Written problem:
Reproduce each line bearing the word "Research".

Records provided:
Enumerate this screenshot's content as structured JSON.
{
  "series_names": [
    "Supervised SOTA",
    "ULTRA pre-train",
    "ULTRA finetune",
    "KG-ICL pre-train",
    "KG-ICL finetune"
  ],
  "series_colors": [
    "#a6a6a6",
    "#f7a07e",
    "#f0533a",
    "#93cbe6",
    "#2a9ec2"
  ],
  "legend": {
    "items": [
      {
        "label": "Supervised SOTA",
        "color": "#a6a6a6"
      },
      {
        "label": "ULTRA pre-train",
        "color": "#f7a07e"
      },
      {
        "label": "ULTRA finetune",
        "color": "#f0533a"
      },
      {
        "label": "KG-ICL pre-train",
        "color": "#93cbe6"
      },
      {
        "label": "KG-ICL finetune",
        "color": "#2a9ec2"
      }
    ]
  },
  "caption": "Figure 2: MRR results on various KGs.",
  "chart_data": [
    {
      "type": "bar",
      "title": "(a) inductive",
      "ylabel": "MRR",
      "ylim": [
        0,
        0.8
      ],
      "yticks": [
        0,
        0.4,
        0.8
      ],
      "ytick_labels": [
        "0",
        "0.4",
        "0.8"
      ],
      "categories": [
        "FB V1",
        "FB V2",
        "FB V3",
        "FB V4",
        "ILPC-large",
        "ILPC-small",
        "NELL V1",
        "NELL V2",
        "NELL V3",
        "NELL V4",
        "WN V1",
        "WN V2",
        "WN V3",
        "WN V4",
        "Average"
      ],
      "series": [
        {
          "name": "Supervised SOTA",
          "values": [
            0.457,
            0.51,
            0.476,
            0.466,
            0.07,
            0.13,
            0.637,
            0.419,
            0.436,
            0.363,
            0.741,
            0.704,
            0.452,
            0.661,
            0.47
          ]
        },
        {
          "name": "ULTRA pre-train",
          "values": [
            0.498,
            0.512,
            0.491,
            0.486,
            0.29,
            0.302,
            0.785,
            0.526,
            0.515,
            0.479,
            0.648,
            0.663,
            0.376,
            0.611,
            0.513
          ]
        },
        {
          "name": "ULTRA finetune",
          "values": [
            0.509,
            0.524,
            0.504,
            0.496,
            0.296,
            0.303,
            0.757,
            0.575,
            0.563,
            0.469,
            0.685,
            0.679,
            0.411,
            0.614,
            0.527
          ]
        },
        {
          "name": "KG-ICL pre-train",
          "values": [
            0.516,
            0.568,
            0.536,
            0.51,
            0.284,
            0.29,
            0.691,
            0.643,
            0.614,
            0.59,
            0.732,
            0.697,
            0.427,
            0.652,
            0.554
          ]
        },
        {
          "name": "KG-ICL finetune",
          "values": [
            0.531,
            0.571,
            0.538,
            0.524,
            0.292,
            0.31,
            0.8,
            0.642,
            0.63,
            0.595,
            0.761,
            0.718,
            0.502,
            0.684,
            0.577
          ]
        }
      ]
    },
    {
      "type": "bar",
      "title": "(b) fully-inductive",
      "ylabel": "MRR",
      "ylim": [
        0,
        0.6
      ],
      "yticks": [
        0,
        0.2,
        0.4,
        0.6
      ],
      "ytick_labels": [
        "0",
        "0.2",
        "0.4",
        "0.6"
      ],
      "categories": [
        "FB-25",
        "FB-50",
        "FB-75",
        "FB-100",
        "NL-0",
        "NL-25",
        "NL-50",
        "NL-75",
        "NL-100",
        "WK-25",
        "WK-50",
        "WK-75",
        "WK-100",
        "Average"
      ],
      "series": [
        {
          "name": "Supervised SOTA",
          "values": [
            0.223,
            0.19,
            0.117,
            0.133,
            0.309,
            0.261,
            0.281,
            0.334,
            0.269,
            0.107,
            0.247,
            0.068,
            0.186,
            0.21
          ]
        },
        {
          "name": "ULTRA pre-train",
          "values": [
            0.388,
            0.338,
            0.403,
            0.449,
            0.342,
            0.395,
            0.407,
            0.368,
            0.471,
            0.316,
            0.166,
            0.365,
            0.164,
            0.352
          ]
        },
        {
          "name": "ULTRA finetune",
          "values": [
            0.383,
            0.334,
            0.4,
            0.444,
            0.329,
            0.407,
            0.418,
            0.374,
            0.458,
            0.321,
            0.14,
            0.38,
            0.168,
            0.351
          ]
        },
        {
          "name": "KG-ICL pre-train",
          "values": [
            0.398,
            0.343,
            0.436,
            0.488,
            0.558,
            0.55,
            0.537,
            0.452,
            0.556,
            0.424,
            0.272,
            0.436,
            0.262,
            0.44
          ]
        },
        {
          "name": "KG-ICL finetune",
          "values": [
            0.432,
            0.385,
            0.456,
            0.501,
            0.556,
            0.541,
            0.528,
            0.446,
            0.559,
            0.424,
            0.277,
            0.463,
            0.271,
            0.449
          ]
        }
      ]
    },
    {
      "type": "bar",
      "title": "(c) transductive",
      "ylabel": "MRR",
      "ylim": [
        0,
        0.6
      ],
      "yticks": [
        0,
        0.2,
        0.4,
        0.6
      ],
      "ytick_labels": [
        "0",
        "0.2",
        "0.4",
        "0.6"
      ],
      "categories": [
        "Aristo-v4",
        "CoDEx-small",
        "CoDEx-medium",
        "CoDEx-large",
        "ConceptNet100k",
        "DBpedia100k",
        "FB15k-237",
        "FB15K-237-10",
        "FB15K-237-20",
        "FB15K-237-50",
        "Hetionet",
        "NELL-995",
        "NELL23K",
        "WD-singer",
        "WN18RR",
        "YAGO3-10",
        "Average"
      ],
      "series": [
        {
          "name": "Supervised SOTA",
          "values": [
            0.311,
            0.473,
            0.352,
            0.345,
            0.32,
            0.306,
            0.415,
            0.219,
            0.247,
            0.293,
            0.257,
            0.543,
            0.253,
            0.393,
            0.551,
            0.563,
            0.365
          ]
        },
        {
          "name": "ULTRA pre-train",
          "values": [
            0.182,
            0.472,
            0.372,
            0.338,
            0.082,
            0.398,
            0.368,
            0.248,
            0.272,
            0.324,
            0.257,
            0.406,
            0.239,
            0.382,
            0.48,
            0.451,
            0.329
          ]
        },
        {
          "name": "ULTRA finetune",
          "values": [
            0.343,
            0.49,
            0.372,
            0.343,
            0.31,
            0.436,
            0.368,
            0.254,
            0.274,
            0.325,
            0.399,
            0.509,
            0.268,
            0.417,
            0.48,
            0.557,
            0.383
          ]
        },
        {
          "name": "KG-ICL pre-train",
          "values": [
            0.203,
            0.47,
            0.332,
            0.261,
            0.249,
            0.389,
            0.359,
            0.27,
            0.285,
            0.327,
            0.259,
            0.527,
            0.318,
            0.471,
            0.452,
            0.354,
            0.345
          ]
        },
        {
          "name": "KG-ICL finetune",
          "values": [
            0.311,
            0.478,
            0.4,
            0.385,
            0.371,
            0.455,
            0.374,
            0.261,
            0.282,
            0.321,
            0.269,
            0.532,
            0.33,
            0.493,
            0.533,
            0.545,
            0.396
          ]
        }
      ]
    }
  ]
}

--

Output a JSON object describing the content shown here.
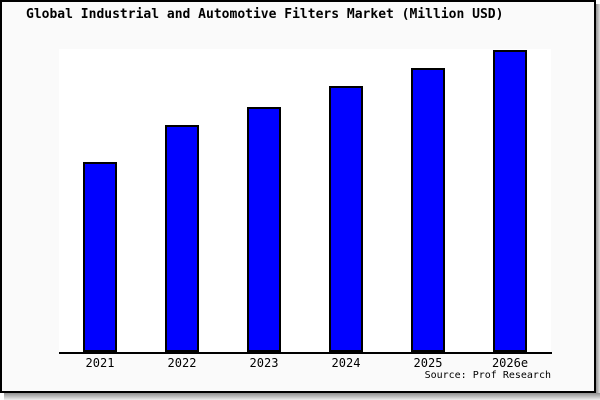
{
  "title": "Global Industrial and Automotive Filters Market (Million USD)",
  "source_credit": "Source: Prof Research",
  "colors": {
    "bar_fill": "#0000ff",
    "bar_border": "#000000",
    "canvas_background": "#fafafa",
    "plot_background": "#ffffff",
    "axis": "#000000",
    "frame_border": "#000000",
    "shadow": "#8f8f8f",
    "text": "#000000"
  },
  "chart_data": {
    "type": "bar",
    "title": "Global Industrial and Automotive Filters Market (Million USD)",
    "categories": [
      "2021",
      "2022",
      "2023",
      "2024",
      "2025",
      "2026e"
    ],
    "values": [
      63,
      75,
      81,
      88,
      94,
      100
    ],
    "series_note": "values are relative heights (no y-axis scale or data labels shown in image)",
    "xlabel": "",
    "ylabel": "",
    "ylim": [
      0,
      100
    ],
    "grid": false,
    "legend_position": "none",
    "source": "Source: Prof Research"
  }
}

Solution for this task:
  "source_credit": "Source: Prof Research",
    "source": "Source: Prof Research"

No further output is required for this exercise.